TO DO: Find the string "JSON" and gather every line that holds it.

DATA SUPPLIED:

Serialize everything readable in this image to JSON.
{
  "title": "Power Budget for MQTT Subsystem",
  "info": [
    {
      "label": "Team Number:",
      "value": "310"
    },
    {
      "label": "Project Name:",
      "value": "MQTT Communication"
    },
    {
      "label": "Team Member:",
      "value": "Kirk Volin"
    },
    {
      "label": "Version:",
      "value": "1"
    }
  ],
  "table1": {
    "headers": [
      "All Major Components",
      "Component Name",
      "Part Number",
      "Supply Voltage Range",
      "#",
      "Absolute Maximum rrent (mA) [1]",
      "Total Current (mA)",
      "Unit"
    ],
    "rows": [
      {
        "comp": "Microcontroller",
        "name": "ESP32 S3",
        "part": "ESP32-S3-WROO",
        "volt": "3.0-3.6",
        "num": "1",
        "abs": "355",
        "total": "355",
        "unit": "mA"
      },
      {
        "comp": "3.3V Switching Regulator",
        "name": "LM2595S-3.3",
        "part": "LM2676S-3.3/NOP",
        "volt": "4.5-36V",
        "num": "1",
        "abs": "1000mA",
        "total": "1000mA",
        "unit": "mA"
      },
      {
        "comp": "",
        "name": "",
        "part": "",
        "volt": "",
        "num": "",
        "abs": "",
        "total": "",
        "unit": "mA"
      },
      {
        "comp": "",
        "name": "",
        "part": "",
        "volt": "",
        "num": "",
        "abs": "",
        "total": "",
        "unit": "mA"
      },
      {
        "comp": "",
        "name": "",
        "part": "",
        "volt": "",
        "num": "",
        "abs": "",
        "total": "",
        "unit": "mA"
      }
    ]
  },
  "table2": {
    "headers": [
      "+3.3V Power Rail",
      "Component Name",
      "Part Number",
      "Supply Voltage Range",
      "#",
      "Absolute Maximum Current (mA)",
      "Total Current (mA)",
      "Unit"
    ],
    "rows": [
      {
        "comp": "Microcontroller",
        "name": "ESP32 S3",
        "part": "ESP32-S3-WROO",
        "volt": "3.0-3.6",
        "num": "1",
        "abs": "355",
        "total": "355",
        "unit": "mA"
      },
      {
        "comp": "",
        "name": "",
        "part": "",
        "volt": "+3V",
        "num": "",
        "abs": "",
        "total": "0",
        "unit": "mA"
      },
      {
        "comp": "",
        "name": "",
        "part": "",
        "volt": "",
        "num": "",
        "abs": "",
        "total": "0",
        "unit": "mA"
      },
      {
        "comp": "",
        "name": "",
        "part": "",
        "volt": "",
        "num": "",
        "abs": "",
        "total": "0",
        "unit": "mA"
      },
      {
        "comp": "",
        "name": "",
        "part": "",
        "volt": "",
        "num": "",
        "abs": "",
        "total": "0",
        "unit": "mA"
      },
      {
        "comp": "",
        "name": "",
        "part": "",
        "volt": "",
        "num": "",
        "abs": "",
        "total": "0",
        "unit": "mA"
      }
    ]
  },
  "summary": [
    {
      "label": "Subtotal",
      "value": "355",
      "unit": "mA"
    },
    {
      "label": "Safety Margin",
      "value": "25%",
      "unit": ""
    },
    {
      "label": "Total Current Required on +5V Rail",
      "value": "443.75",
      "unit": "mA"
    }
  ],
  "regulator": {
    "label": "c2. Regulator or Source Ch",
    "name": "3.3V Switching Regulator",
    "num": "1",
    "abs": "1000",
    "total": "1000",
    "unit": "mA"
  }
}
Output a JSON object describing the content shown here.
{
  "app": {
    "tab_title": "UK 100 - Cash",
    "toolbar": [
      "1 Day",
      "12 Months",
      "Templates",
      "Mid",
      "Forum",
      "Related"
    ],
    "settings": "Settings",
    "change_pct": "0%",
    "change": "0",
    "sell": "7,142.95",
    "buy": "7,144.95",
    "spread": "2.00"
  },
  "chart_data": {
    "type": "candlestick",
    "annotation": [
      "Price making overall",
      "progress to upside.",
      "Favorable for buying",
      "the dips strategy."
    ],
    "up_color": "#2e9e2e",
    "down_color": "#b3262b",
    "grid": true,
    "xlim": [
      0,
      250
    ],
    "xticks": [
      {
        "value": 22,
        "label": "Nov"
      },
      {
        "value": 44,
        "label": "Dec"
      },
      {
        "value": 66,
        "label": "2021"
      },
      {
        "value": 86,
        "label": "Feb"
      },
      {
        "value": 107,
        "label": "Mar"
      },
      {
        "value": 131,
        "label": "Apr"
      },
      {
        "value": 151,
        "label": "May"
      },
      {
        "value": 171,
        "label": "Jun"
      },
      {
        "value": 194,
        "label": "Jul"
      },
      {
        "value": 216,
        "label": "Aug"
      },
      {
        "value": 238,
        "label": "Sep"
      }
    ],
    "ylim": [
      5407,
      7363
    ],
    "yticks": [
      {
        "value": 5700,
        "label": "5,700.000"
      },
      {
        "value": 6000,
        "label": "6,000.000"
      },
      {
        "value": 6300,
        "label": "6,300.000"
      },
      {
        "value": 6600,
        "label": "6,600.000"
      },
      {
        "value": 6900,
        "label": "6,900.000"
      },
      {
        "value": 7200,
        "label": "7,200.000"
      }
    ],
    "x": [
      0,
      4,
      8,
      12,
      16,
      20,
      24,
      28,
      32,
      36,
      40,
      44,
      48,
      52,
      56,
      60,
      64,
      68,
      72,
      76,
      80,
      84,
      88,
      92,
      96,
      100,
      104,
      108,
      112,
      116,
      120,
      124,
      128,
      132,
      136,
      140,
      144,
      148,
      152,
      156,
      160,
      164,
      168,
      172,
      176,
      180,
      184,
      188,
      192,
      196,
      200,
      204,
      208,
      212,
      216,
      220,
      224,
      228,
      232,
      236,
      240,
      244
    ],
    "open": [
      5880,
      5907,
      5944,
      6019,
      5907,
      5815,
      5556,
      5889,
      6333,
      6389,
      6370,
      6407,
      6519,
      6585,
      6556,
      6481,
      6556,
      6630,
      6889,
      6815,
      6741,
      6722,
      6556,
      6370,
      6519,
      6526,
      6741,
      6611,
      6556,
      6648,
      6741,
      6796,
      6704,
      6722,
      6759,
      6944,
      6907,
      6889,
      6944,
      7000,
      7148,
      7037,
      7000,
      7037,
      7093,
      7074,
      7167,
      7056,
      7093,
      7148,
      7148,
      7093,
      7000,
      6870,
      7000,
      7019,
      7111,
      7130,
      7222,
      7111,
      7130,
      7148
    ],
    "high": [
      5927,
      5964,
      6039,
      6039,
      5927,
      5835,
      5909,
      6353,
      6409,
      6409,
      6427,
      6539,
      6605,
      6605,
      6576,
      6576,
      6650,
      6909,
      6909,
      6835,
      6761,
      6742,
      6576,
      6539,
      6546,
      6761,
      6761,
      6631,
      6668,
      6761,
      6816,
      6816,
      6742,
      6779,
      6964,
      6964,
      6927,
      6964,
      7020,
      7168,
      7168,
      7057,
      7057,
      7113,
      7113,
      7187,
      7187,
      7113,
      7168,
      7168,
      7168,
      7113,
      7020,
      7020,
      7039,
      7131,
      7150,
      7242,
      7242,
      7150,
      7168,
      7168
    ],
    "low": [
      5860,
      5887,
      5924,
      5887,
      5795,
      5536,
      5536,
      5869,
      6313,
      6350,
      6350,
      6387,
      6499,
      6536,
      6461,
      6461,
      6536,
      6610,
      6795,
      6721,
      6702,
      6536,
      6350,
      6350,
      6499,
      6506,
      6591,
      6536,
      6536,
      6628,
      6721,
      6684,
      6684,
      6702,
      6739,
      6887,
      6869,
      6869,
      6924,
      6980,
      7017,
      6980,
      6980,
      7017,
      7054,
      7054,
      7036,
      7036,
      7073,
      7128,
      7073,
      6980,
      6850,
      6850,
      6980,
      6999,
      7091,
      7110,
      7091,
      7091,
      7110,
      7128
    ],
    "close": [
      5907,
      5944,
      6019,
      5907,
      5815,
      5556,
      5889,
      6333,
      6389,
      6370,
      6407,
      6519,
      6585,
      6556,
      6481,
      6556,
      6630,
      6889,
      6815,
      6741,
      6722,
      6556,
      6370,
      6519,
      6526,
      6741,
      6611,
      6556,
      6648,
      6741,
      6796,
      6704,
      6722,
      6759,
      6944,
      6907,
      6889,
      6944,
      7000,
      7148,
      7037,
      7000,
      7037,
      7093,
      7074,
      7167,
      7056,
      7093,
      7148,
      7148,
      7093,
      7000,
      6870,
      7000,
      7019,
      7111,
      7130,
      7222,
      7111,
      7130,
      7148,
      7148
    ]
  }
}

WRITTEN SOLUTION:
Serialize everything readable in this image to JSON.
Output a JSON object describing the content shown here.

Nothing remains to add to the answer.